REQUIRED TASK: Without including any images, repeat the data exactly.
- - -
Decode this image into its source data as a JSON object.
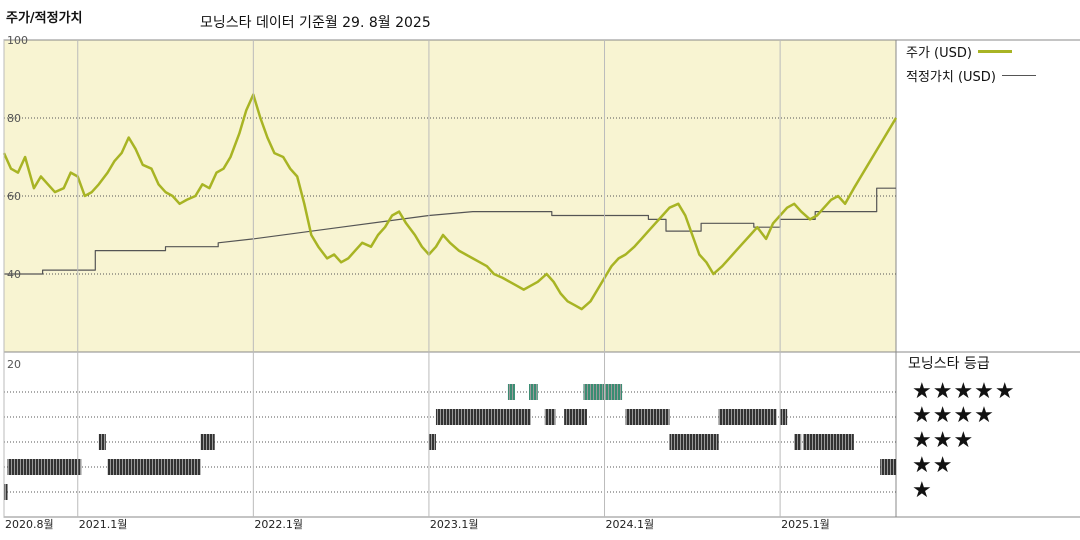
{
  "header": {
    "title": "주가/적정가치",
    "asof": "모닝스타 데이터 기준월 29. 8월 2025"
  },
  "legend": {
    "price": "주가 (USD)",
    "fair_value": "적정가치 (USD)"
  },
  "rating_panel": {
    "title": "모닝스타 등급",
    "rows": [
      "★★★★★",
      "★★★★",
      "★★★",
      "★★",
      "★"
    ]
  },
  "colors": {
    "price": "#a8b424",
    "fair_value": "#555555",
    "upper_bg": "#f8f4d2",
    "bar_dark": "#333333",
    "bar_green": "#3a8c72"
  },
  "chart_data": {
    "type": "line",
    "ylim": [
      20,
      100
    ],
    "yticks": [
      20,
      40,
      60,
      80,
      100
    ],
    "xtick_labels": [
      "2020.8월",
      "2021.1월",
      "2022.1월",
      "2023.1월",
      "2024.1월",
      "2025.1월"
    ],
    "xtick_dates": [
      2020.58,
      2021.0,
      2022.0,
      2023.0,
      2024.0,
      2025.0
    ],
    "xrange": [
      2020.58,
      2025.66
    ],
    "series": [
      {
        "name": "주가 (USD)",
        "x": [
          2020.58,
          2020.62,
          2020.66,
          2020.7,
          2020.75,
          2020.79,
          2020.83,
          2020.87,
          2020.92,
          2020.96,
          2021.0,
          2021.04,
          2021.08,
          2021.12,
          2021.17,
          2021.21,
          2021.25,
          2021.29,
          2021.33,
          2021.37,
          2021.42,
          2021.46,
          2021.5,
          2021.54,
          2021.58,
          2021.62,
          2021.67,
          2021.71,
          2021.75,
          2021.79,
          2021.83,
          2021.87,
          2021.92,
          2021.96,
          2022.0,
          2022.04,
          2022.08,
          2022.12,
          2022.17,
          2022.21,
          2022.25,
          2022.29,
          2022.33,
          2022.37,
          2022.42,
          2022.46,
          2022.5,
          2022.54,
          2022.58,
          2022.62,
          2022.67,
          2022.71,
          2022.75,
          2022.79,
          2022.83,
          2022.87,
          2022.92,
          2022.96,
          2023.0,
          2023.04,
          2023.08,
          2023.12,
          2023.17,
          2023.21,
          2023.25,
          2023.29,
          2023.33,
          2023.37,
          2023.42,
          2023.46,
          2023.5,
          2023.54,
          2023.58,
          2023.62,
          2023.67,
          2023.71,
          2023.75,
          2023.79,
          2023.83,
          2023.87,
          2023.92,
          2023.96,
          2024.0,
          2024.04,
          2024.08,
          2024.12,
          2024.17,
          2024.21,
          2024.25,
          2024.29,
          2024.33,
          2024.37,
          2024.42,
          2024.46,
          2024.5,
          2024.54,
          2024.58,
          2024.62,
          2024.67,
          2024.71,
          2024.75,
          2024.79,
          2024.83,
          2024.87,
          2024.92,
          2024.96,
          2025.0,
          2025.04,
          2025.08,
          2025.12,
          2025.17,
          2025.21,
          2025.25,
          2025.29,
          2025.33,
          2025.37,
          2025.42,
          2025.46,
          2025.5,
          2025.54,
          2025.58,
          2025.62,
          2025.66
        ],
        "y": [
          71,
          67,
          66,
          70,
          62,
          65,
          63,
          61,
          62,
          66,
          65,
          60,
          61,
          63,
          66,
          69,
          71,
          75,
          72,
          68,
          67,
          63,
          61,
          60,
          58,
          59,
          60,
          63,
          62,
          66,
          67,
          70,
          76,
          82,
          86,
          80,
          75,
          71,
          70,
          67,
          65,
          58,
          50,
          47,
          44,
          45,
          43,
          44,
          46,
          48,
          47,
          50,
          52,
          55,
          56,
          53,
          50,
          47,
          45,
          47,
          50,
          48,
          46,
          45,
          44,
          43,
          42,
          40,
          39,
          38,
          37,
          36,
          37,
          38,
          40,
          38,
          35,
          33,
          32,
          31,
          33,
          36,
          39,
          42,
          44,
          45,
          47,
          49,
          51,
          53,
          55,
          57,
          58,
          55,
          50,
          45,
          43,
          40,
          42,
          44,
          46,
          48,
          50,
          52,
          49,
          53,
          55,
          57,
          58,
          56,
          54,
          55,
          57,
          59,
          60,
          58,
          62,
          65,
          68,
          71,
          74,
          77,
          80
        ]
      },
      {
        "name": "적정가치 (USD)",
        "x": [
          2020.58,
          2020.8,
          2020.8,
          2021.1,
          2021.1,
          2021.5,
          2021.5,
          2021.8,
          2021.8,
          2022.0,
          2022.5,
          2023.0,
          2023.25,
          2023.25,
          2023.7,
          2023.7,
          2023.9,
          2023.9,
          2024.25,
          2024.25,
          2024.35,
          2024.35,
          2024.55,
          2024.55,
          2024.85,
          2024.85,
          2025.0,
          2025.0,
          2025.2,
          2025.2,
          2025.55,
          2025.55,
          2025.66
        ],
        "y": [
          40,
          40,
          41,
          41,
          46,
          46,
          47,
          47,
          48,
          49,
          52,
          55,
          56,
          56,
          56,
          55,
          55,
          55,
          55,
          54,
          54,
          51,
          51,
          53,
          53,
          52,
          52,
          54,
          54,
          56,
          56,
          62,
          62
        ]
      }
    ]
  },
  "rating_history": {
    "levels": [
      5,
      4,
      3,
      2,
      1
    ],
    "segments": [
      {
        "stars": 1,
        "from": 2020.58,
        "to": 2020.6
      },
      {
        "stars": 2,
        "from": 2020.6,
        "to": 2021.02
      },
      {
        "stars": 3,
        "from": 2021.12,
        "to": 2021.16
      },
      {
        "stars": 2,
        "from": 2021.17,
        "to": 2021.7
      },
      {
        "stars": 3,
        "from": 2021.7,
        "to": 2021.78
      },
      {
        "stars": 3,
        "from": 2023.0,
        "to": 2023.04
      },
      {
        "stars": 4,
        "from": 2023.04,
        "to": 2023.58
      },
      {
        "stars": 5,
        "from": 2023.45,
        "to": 2023.49
      },
      {
        "stars": 5,
        "from": 2023.57,
        "to": 2023.62
      },
      {
        "stars": 4,
        "from": 2023.66,
        "to": 2023.72
      },
      {
        "stars": 4,
        "from": 2023.77,
        "to": 2023.9
      },
      {
        "stars": 5,
        "from": 2023.88,
        "to": 2024.1
      },
      {
        "stars": 4,
        "from": 2024.12,
        "to": 2024.37
      },
      {
        "stars": 3,
        "from": 2024.37,
        "to": 2024.65
      },
      {
        "stars": 4,
        "from": 2024.65,
        "to": 2024.98
      },
      {
        "stars": 4,
        "from": 2025.0,
        "to": 2025.04
      },
      {
        "stars": 3,
        "from": 2025.08,
        "to": 2025.12
      },
      {
        "stars": 3,
        "from": 2025.13,
        "to": 2025.42
      },
      {
        "stars": 2,
        "from": 2025.57,
        "to": 2025.66
      }
    ]
  }
}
- - -
FINAL RESULT:
Decode this image into its source data as a JSON object.
{
  "header": {
    "title": "주가/적정가치",
    "asof": "모닝스타 데이터 기준월 29. 8월 2025"
  },
  "legend": {
    "price": "주가 (USD)",
    "fair_value": "적정가치 (USD)"
  },
  "rating_panel": {
    "title": "모닝스타 등급",
    "rows": [
      "★★★★★",
      "★★★★",
      "★★★",
      "★★",
      "★"
    ]
  },
  "colors": {
    "price": "#a8b424",
    "fair_value": "#555555",
    "upper_bg": "#f8f4d2",
    "bar_dark": "#333333",
    "bar_green": "#3a8c72"
  },
  "chart_data": {
    "type": "line",
    "ylim": [
      20,
      100
    ],
    "yticks": [
      20,
      40,
      60,
      80,
      100
    ],
    "xtick_labels": [
      "2020.8월",
      "2021.1월",
      "2022.1월",
      "2023.1월",
      "2024.1월",
      "2025.1월"
    ],
    "xtick_dates": [
      2020.58,
      2021.0,
      2022.0,
      2023.0,
      2024.0,
      2025.0
    ],
    "xrange": [
      2020.58,
      2025.66
    ],
    "series": [
      {
        "name": "주가 (USD)",
        "x": [
          2020.58,
          2020.62,
          2020.66,
          2020.7,
          2020.75,
          2020.79,
          2020.83,
          2020.87,
          2020.92,
          2020.96,
          2021.0,
          2021.04,
          2021.08,
          2021.12,
          2021.17,
          2021.21,
          2021.25,
          2021.29,
          2021.33,
          2021.37,
          2021.42,
          2021.46,
          2021.5,
          2021.54,
          2021.58,
          2021.62,
          2021.67,
          2021.71,
          2021.75,
          2021.79,
          2021.83,
          2021.87,
          2021.92,
          2021.96,
          2022.0,
          2022.04,
          2022.08,
          2022.12,
          2022.17,
          2022.21,
          2022.25,
          2022.29,
          2022.33,
          2022.37,
          2022.42,
          2022.46,
          2022.5,
          2022.54,
          2022.58,
          2022.62,
          2022.67,
          2022.71,
          2022.75,
          2022.79,
          2022.83,
          2022.87,
          2022.92,
          2022.96,
          2023.0,
          2023.04,
          2023.08,
          2023.12,
          2023.17,
          2023.21,
          2023.25,
          2023.29,
          2023.33,
          2023.37,
          2023.42,
          2023.46,
          2023.5,
          2023.54,
          2023.58,
          2023.62,
          2023.67,
          2023.71,
          2023.75,
          2023.79,
          2023.83,
          2023.87,
          2023.92,
          2023.96,
          2024.0,
          2024.04,
          2024.08,
          2024.12,
          2024.17,
          2024.21,
          2024.25,
          2024.29,
          2024.33,
          2024.37,
          2024.42,
          2024.46,
          2024.5,
          2024.54,
          2024.58,
          2024.62,
          2024.67,
          2024.71,
          2024.75,
          2024.79,
          2024.83,
          2024.87,
          2024.92,
          2024.96,
          2025.0,
          2025.04,
          2025.08,
          2025.12,
          2025.17,
          2025.21,
          2025.25,
          2025.29,
          2025.33,
          2025.37,
          2025.42,
          2025.46,
          2025.5,
          2025.54,
          2025.58,
          2025.62,
          2025.66
        ],
        "y": [
          71,
          67,
          66,
          70,
          62,
          65,
          63,
          61,
          62,
          66,
          65,
          60,
          61,
          63,
          66,
          69,
          71,
          75,
          72,
          68,
          67,
          63,
          61,
          60,
          58,
          59,
          60,
          63,
          62,
          66,
          67,
          70,
          76,
          82,
          86,
          80,
          75,
          71,
          70,
          67,
          65,
          58,
          50,
          47,
          44,
          45,
          43,
          44,
          46,
          48,
          47,
          50,
          52,
          55,
          56,
          53,
          50,
          47,
          45,
          47,
          50,
          48,
          46,
          45,
          44,
          43,
          42,
          40,
          39,
          38,
          37,
          36,
          37,
          38,
          40,
          38,
          35,
          33,
          32,
          31,
          33,
          36,
          39,
          42,
          44,
          45,
          47,
          49,
          51,
          53,
          55,
          57,
          58,
          55,
          50,
          45,
          43,
          40,
          42,
          44,
          46,
          48,
          50,
          52,
          49,
          53,
          55,
          57,
          58,
          56,
          54,
          55,
          57,
          59,
          60,
          58,
          62,
          65,
          68,
          71,
          74,
          77,
          80
        ]
      },
      {
        "name": "적정가치 (USD)",
        "x": [
          2020.58,
          2020.8,
          2020.8,
          2021.1,
          2021.1,
          2021.5,
          2021.5,
          2021.8,
          2021.8,
          2022.0,
          2022.5,
          2023.0,
          2023.25,
          2023.25,
          2023.7,
          2023.7,
          2023.9,
          2023.9,
          2024.25,
          2024.25,
          2024.35,
          2024.35,
          2024.55,
          2024.55,
          2024.85,
          2024.85,
          2025.0,
          2025.0,
          2025.2,
          2025.2,
          2025.55,
          2025.55,
          2025.66
        ],
        "y": [
          40,
          40,
          41,
          41,
          46,
          46,
          47,
          47,
          48,
          49,
          52,
          55,
          56,
          56,
          56,
          55,
          55,
          55,
          55,
          54,
          54,
          51,
          51,
          53,
          53,
          52,
          52,
          54,
          54,
          56,
          56,
          62,
          62
        ]
      }
    ]
  },
  "rating_history": {
    "levels": [
      5,
      4,
      3,
      2,
      1
    ],
    "segments": [
      {
        "stars": 1,
        "from": 2020.58,
        "to": 2020.6
      },
      {
        "stars": 2,
        "from": 2020.6,
        "to": 2021.02
      },
      {
        "stars": 3,
        "from": 2021.12,
        "to": 2021.16
      },
      {
        "stars": 2,
        "from": 2021.17,
        "to": 2021.7
      },
      {
        "stars": 3,
        "from": 2021.7,
        "to": 2021.78
      },
      {
        "stars": 3,
        "from": 2023.0,
        "to": 2023.04
      },
      {
        "stars": 4,
        "from": 2023.04,
        "to": 2023.58
      },
      {
        "stars": 5,
        "from": 2023.45,
        "to": 2023.49
      },
      {
        "stars": 5,
        "from": 2023.57,
        "to": 2023.62
      },
      {
        "stars": 4,
        "from": 2023.66,
        "to": 2023.72
      },
      {
        "stars": 4,
        "from": 2023.77,
        "to": 2023.9
      },
      {
        "stars": 5,
        "from": 2023.88,
        "to": 2024.1
      },
      {
        "stars": 4,
        "from": 2024.12,
        "to": 2024.37
      },
      {
        "stars": 3,
        "from": 2024.37,
        "to": 2024.65
      },
      {
        "stars": 4,
        "from": 2024.65,
        "to": 2024.98
      },
      {
        "stars": 4,
        "from": 2025.0,
        "to": 2025.04
      },
      {
        "stars": 3,
        "from": 2025.08,
        "to": 2025.12
      },
      {
        "stars": 3,
        "from": 2025.13,
        "to": 2025.42
      },
      {
        "stars": 2,
        "from": 2025.57,
        "to": 2025.66
      }
    ]
  }
}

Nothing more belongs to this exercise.